Dataset rows about figures
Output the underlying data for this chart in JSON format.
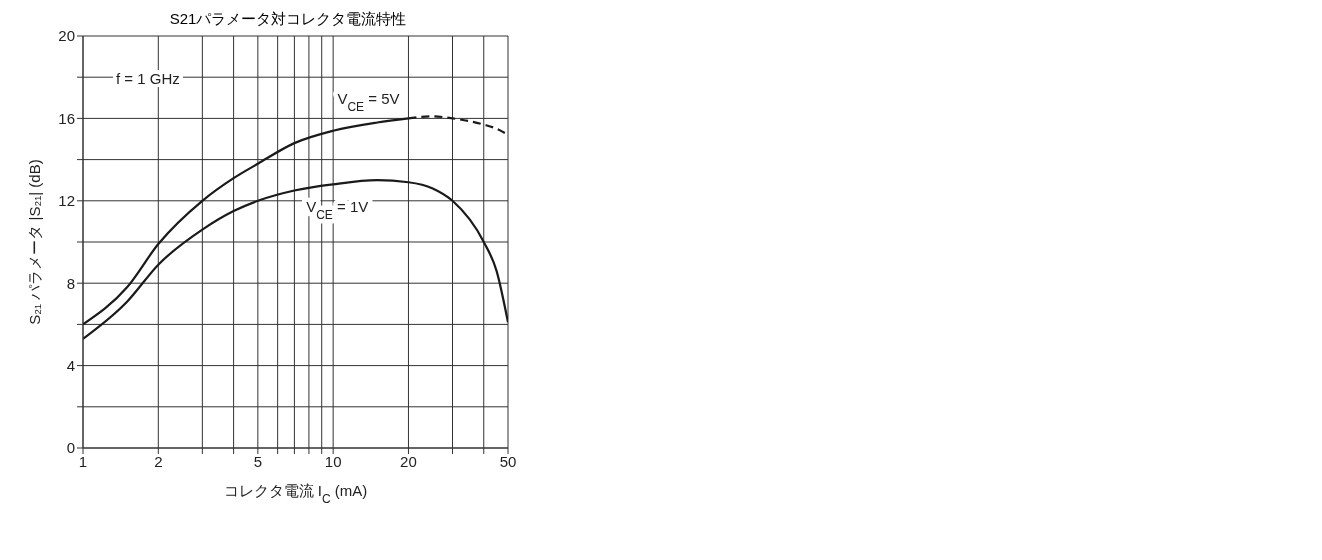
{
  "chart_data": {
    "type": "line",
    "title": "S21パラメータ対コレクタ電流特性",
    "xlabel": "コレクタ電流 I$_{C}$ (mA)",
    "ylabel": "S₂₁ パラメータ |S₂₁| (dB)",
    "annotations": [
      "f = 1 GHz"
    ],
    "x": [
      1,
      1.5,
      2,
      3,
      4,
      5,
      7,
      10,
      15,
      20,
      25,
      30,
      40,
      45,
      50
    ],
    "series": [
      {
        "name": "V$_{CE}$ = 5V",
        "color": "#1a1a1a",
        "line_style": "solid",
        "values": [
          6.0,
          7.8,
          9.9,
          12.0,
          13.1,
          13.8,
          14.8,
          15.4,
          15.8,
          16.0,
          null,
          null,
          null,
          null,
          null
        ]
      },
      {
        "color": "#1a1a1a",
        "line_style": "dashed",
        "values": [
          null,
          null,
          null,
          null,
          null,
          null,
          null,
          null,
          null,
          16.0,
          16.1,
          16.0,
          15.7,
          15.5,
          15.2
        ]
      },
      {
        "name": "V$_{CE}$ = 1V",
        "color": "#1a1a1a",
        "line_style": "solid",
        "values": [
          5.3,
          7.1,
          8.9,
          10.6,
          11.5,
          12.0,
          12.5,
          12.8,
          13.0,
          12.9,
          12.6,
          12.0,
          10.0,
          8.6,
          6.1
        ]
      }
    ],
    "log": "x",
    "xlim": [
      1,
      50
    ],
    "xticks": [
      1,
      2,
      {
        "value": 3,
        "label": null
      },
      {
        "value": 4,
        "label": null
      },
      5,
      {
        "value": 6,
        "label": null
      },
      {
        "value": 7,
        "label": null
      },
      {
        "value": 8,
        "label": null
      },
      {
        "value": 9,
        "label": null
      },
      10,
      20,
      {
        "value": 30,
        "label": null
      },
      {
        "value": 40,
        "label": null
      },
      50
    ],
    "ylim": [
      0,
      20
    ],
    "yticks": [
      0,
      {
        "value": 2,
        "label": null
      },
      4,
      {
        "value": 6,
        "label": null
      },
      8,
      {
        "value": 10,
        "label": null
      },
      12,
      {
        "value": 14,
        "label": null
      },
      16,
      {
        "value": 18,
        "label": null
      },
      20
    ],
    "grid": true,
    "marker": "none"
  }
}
---
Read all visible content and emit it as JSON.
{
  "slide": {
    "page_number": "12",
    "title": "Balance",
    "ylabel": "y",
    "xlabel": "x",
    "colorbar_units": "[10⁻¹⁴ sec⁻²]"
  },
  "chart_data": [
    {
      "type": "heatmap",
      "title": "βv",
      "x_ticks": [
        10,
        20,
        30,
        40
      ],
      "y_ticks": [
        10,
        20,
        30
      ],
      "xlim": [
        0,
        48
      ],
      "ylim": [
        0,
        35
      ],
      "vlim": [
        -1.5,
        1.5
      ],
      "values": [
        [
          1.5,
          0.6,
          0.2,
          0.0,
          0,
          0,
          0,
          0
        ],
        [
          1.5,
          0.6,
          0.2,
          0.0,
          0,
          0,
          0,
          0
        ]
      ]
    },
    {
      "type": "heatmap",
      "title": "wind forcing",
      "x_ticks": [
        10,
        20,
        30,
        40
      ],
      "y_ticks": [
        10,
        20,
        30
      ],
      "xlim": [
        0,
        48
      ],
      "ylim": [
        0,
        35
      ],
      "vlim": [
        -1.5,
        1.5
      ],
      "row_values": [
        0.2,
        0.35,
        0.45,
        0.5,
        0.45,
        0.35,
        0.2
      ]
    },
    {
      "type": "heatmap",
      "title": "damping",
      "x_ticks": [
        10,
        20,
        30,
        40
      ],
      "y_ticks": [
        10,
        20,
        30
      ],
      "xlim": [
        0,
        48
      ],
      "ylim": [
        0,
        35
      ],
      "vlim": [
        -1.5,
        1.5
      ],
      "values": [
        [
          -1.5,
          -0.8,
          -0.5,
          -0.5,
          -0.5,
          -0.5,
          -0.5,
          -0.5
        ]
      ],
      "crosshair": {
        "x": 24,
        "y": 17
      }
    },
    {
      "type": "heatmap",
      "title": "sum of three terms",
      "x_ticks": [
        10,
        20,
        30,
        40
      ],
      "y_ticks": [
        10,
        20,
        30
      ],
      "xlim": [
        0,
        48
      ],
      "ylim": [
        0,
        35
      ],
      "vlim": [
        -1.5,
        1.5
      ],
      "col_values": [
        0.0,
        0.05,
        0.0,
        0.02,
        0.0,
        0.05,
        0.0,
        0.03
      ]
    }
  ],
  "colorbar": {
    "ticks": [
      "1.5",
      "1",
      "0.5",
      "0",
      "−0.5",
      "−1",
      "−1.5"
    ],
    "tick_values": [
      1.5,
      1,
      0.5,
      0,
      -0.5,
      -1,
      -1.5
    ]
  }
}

WORK TO BE COMPLETED: Answer with one number: how many lines in the listing hold "JSON".

CORRECT OUTPUT: 2